Work instructions — Extract every line below, verbatim.

Rows —
---+---

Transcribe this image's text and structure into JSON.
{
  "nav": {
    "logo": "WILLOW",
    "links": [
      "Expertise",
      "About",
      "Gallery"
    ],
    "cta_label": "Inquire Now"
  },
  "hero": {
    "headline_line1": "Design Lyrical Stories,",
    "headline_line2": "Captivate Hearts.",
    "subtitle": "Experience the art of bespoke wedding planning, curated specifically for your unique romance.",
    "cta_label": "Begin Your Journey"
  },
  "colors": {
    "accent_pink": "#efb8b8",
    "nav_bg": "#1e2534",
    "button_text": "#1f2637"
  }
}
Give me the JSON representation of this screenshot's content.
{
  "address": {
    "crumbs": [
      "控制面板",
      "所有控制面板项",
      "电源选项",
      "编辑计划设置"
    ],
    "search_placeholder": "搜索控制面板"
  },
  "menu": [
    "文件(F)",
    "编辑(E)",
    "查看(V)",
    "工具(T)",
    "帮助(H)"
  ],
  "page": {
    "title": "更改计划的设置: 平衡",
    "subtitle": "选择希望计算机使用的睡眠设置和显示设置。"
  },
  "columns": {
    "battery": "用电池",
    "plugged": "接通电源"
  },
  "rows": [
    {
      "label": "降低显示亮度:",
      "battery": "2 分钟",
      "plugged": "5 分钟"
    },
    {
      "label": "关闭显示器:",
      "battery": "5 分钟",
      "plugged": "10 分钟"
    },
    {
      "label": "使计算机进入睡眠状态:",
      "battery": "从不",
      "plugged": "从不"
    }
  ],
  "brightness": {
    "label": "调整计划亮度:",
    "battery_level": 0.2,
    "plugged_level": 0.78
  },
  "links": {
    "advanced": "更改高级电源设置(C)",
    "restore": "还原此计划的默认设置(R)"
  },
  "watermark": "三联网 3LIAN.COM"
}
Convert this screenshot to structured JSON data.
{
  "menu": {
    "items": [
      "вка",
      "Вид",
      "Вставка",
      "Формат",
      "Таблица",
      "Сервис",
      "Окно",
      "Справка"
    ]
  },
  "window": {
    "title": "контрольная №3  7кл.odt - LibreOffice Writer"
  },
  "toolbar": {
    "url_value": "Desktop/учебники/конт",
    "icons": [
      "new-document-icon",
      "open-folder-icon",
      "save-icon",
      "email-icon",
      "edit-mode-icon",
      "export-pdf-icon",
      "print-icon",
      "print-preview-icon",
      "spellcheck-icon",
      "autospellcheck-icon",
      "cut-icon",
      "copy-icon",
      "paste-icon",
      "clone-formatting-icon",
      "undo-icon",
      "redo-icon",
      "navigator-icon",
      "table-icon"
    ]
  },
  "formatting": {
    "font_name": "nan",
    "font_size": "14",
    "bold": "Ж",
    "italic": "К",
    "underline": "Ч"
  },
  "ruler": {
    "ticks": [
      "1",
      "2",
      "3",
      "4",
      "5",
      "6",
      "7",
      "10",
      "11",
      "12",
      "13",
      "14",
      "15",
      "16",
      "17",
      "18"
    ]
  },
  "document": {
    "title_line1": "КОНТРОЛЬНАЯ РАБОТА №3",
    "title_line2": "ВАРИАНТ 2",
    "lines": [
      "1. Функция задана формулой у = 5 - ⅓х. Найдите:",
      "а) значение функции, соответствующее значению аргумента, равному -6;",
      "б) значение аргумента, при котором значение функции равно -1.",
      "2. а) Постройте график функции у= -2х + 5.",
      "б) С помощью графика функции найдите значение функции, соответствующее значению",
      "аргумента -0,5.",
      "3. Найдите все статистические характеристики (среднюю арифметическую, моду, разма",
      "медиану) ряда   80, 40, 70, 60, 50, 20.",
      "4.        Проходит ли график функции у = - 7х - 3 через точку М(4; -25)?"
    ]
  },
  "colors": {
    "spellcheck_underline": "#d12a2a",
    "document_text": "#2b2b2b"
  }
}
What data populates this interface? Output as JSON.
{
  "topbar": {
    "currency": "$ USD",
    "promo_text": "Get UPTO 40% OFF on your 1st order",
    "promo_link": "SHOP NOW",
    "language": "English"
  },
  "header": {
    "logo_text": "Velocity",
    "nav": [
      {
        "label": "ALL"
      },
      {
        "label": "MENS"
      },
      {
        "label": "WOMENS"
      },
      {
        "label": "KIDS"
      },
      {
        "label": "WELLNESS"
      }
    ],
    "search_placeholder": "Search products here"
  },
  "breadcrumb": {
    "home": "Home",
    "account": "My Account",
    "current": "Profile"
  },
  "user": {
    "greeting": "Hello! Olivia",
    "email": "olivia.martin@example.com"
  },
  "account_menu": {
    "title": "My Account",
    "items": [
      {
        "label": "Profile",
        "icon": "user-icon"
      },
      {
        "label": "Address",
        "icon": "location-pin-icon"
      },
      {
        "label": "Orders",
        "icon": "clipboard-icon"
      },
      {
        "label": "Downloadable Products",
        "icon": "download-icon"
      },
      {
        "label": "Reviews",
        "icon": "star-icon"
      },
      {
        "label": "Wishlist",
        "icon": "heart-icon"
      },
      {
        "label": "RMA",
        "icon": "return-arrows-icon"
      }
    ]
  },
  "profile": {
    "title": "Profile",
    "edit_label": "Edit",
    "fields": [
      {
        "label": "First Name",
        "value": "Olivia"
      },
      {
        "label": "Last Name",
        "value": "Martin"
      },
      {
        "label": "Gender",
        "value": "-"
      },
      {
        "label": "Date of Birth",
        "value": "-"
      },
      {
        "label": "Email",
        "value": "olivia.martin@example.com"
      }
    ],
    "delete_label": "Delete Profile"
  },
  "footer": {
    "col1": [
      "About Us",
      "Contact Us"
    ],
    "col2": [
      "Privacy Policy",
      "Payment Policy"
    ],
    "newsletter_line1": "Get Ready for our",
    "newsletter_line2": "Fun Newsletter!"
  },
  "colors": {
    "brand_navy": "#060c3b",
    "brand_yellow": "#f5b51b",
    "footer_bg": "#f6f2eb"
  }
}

---+---

Answer to the task —
Transcribe this image's text and structure into JSON.
{
  "nav": {
    "logo": "WILLOW",
    "links": [
      "Expertise",
      "About",
      "Gallery"
    ],
    "cta_label": "Inquire Now"
  },
  "hero": {
    "headline_line1": "Design Lyrical Stories,",
    "headline_line2": "Captivate Hearts.",
    "subtitle": "Experience the art of bespoke wedding planning, curated specifically for your unique romance.",
    "cta_label": "Begin Your Journey"
  },
  "colors": {
    "accent_pink": "#efb8b8",
    "nav_bg": "#1e2534",
    "button_text": "#1f2637"
  }
}
Give me the JSON representation of this screenshot's content.
{
  "address": {
    "crumbs": [
      "控制面板",
      "所有控制面板项",
      "电源选项",
      "编辑计划设置"
    ],
    "search_placeholder": "搜索控制面板"
  },
  "menu": [
    "文件(F)",
    "编辑(E)",
    "查看(V)",
    "工具(T)",
    "帮助(H)"
  ],
  "page": {
    "title": "更改计划的设置: 平衡",
    "subtitle": "选择希望计算机使用的睡眠设置和显示设置。"
  },
  "columns": {
    "battery": "用电池",
    "plugged": "接通电源"
  },
  "rows": [
    {
      "label": "降低显示亮度:",
      "battery": "2 分钟",
      "plugged": "5 分钟"
    },
    {
      "label": "关闭显示器:",
      "battery": "5 分钟",
      "plugged": "10 分钟"
    },
    {
      "label": "使计算机进入睡眠状态:",
      "battery": "从不",
      "plugged": "从不"
    }
  ],
  "brightness": {
    "label": "调整计划亮度:",
    "battery_level": 0.2,
    "plugged_level": 0.78
  },
  "links": {
    "advanced": "更改高级电源设置(C)",
    "restore": "还原此计划的默认设置(R)"
  },
  "watermark": "三联网 3LIAN.COM"
}
Convert this screenshot to structured JSON data.
{
  "menu": {
    "items": [
      "вка",
      "Вид",
      "Вставка",
      "Формат",
      "Таблица",
      "Сервис",
      "Окно",
      "Справка"
    ]
  },
  "window": {
    "title": "контрольная №3  7кл.odt - LibreOffice Writer"
  },
  "toolbar": {
    "url_value": "Desktop/учебники/конт",
    "icons": [
      "new-document-icon",
      "open-folder-icon",
      "save-icon",
      "email-icon",
      "edit-mode-icon",
      "export-pdf-icon",
      "print-icon",
      "print-preview-icon",
      "spellcheck-icon",
      "autospellcheck-icon",
      "cut-icon",
      "copy-icon",
      "paste-icon",
      "clone-formatting-icon",
      "undo-icon",
      "redo-icon",
      "navigator-icon",
      "table-icon"
    ]
  },
  "formatting": {
    "font_name": "nan",
    "font_size": "14",
    "bold": "Ж",
    "italic": "К",
    "underline": "Ч"
  },
  "ruler": {
    "ticks": [
      "1",
      "2",
      "3",
      "4",
      "5",
      "6",
      "7",
      "10",
      "11",
      "12",
      "13",
      "14",
      "15",
      "16",
      "17",
      "18"
    ]
  },
  "document": {
    "title_line1": "КОНТРОЛЬНАЯ РАБОТА №3",
    "title_line2": "ВАРИАНТ 2",
    "lines": [
      "1. Функция задана формулой у = 5 - ⅓х. Найдите:",
      "а) значение функции, соответствующее значению аргумента, равному -6;",
      "б) значение аргумента, при котором значение функции равно -1.",
      "2. а) Постройте график функции у= -2х + 5.",
      "б) С помощью графика функции найдите значение функции, соответствующее значению",
      "аргумента -0,5.",
      "3. Найдите все статистические характеристики (среднюю арифметическую, моду, разма",
      "медиану) ряда   80, 40, 70, 60, 50, 20.",
      "4.        Проходит ли график функции у = - 7х - 3 через точку М(4; -25)?"
    ]
  },
  "colors": {
    "spellcheck_underline": "#d12a2a",
    "document_text": "#2b2b2b"
  }
}
What data populates this interface? Output as JSON.
{
  "topbar": {
    "currency": "$ USD",
    "promo_text": "Get UPTO 40% OFF on your 1st order",
    "promo_link": "SHOP NOW",
    "language": "English"
  },
  "header": {
    "logo_text": "Velocity",
    "nav": [
      {
        "label": "ALL"
      },
      {
        "label": "MENS"
      },
      {
        "label": "WOMENS"
      },
      {
        "label": "KIDS"
      },
      {
        "label": "WELLNESS"
      }
    ],
    "search_placeholder": "Search products here"
  },
  "breadcrumb": {
    "home": "Home",
    "account": "My Account",
    "current": "Profile"
  },
  "user": {
    "greeting": "Hello! Olivia",
    "email": "olivia.martin@example.com"
  },
  "account_menu": {
    "title": "My Account",
    "items": [
      {
        "label": "Profile",
        "icon": "user-icon"
      },
      {
        "label": "Address",
        "icon": "location-pin-icon"
      },
      {
        "label": "Orders",
        "icon": "clipboard-icon"
      },
      {
        "label": "Downloadable Products",
        "icon": "download-icon"
      },
      {
        "label": "Reviews",
        "icon": "star-icon"
      },
      {
        "label": "Wishlist",
        "icon": "heart-icon"
      },
      {
        "label": "RMA",
        "icon": "return-arrows-icon"
      }
    ]
  },
  "profile": {
    "title": "Profile",
    "edit_label": "Edit",
    "fields": [
      {
        "label": "First Name",
        "value": "Olivia"
      },
      {
        "label": "Last Name",
        "value": "Martin"
      },
      {
        "label": "Gender",
        "value": "-"
      },
      {
        "label": "Date of Birth",
        "value": "-"
      },
      {
        "label": "Email",
        "value": "olivia.martin@example.com"
      }
    ],
    "delete_label": "Delete Profile"
  },
  "footer": {
    "col1": [
      "About Us",
      "Contact Us"
    ],
    "col2": [
      "Privacy Policy",
      "Payment Policy"
    ],
    "newsletter_line1": "Get Ready for our",
    "newsletter_line2": "Fun Newsletter!"
  },
  "colors": {
    "brand_navy": "#060c3b",
    "brand_yellow": "#f5b51b",
    "footer_bg": "#f6f2eb"
  }
}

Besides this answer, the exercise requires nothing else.